## begin

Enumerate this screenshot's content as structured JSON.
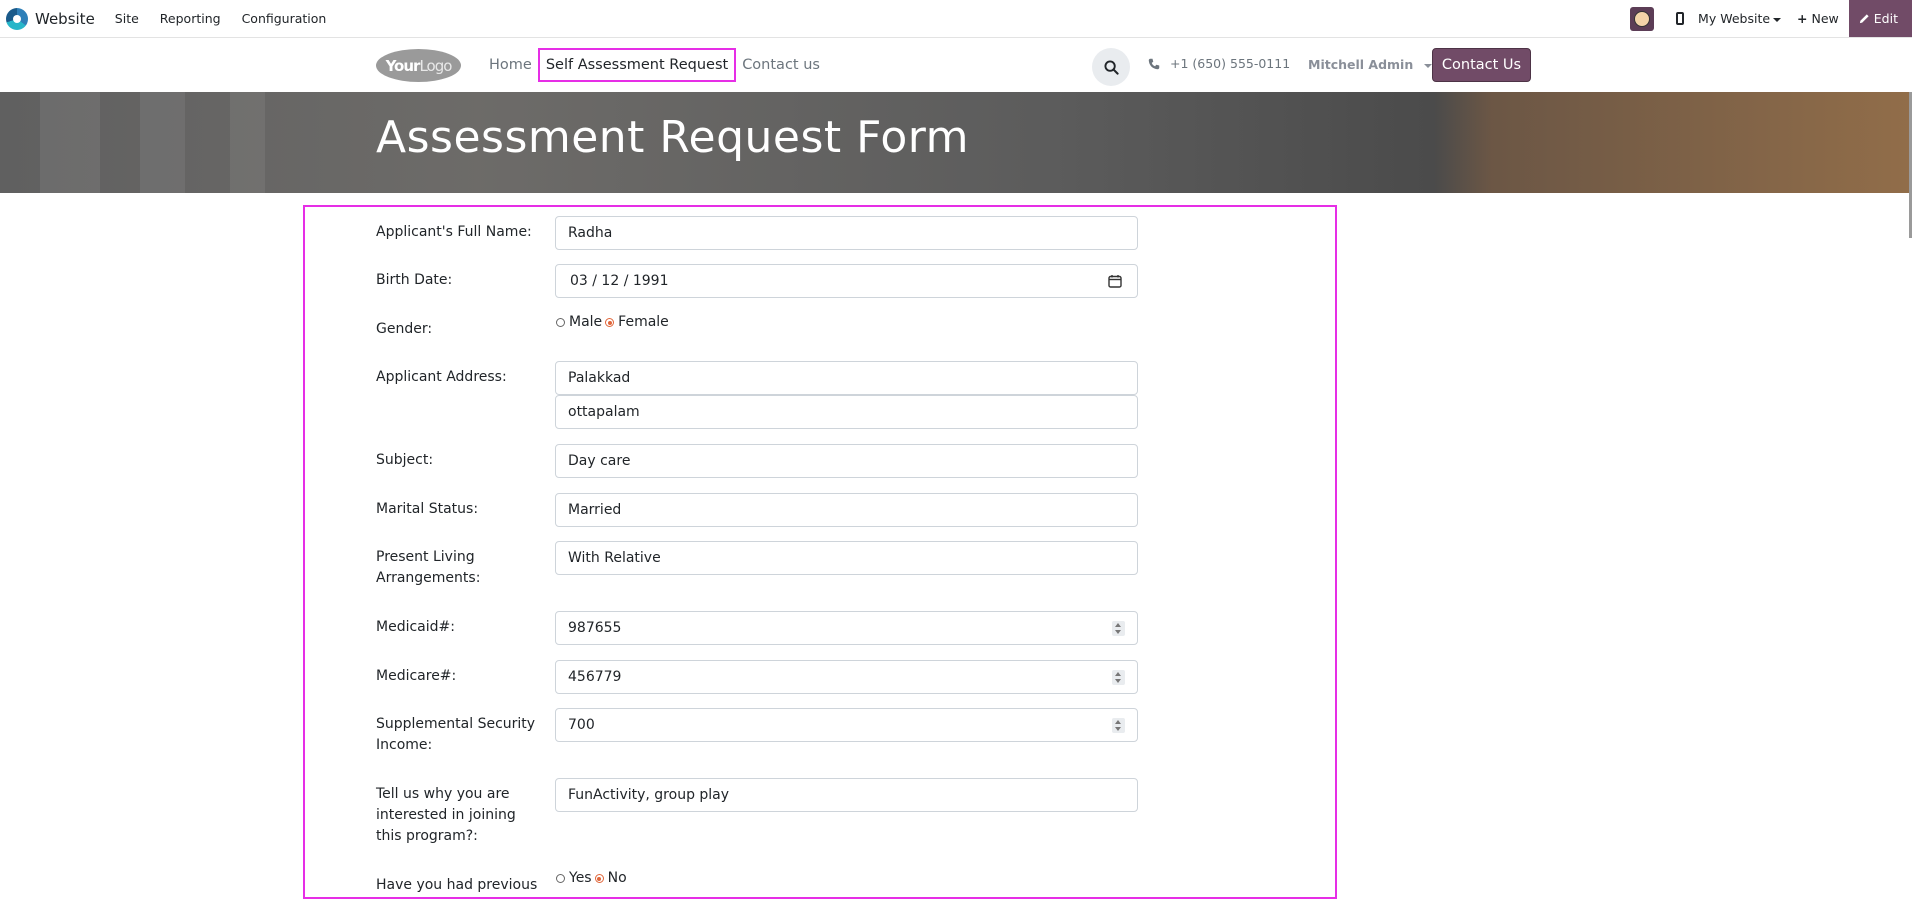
{
  "admin_bar": {
    "app_title": "Website",
    "menu": [
      "Site",
      "Reporting",
      "Configuration"
    ],
    "my_website": "My Website",
    "new_label": "New",
    "edit_label": "Edit"
  },
  "header": {
    "logo_bold": "Your",
    "logo_light": "Logo",
    "nav": [
      "Home",
      "Self Assessment Request",
      "Contact us"
    ],
    "phone": "+1 (650) 555-0111",
    "user": "Mitchell Admin",
    "contact_button": "Contact Us"
  },
  "hero": {
    "title": "Assessment Request Form"
  },
  "form": {
    "full_name_label": "Applicant's Full Name:",
    "full_name_value": "Radha",
    "birth_label": "Birth Date:",
    "birth_value": "03 / 12 / 1991",
    "gender_label": "Gender:",
    "gender_options": [
      "Male",
      "Female"
    ],
    "gender_selected": "Female",
    "address_label": "Applicant Address:",
    "address_line1": "Palakkad",
    "address_line2": "ottapalam",
    "subject_label": "Subject:",
    "subject_value": "Day care",
    "marital_label": "Marital Status:",
    "marital_value": "Married",
    "living_label": "Present Living Arrangements:",
    "living_value": "With Relative",
    "medicaid_label": "Medicaid#:",
    "medicaid_value": "987655",
    "medicare_label": "Medicare#:",
    "medicare_value": "456779",
    "ssi_label": "Supplemental Security Income:",
    "ssi_value": "700",
    "why_label": "Tell us why you are interested in joining this program?:",
    "why_value": "FunActivity, group play",
    "previous_label": "Have you had previous",
    "previous_options": [
      "Yes",
      "No"
    ],
    "previous_selected": "No"
  },
  "colors": {
    "brand": "#714b67",
    "highlight": "#e62ee6",
    "radio_checked": "#e0663a"
  }
}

## end

▶ Problem requirements:
Tally up the lines with the word "Website" in them, and answer with that number by itself.

▶ The reply:
2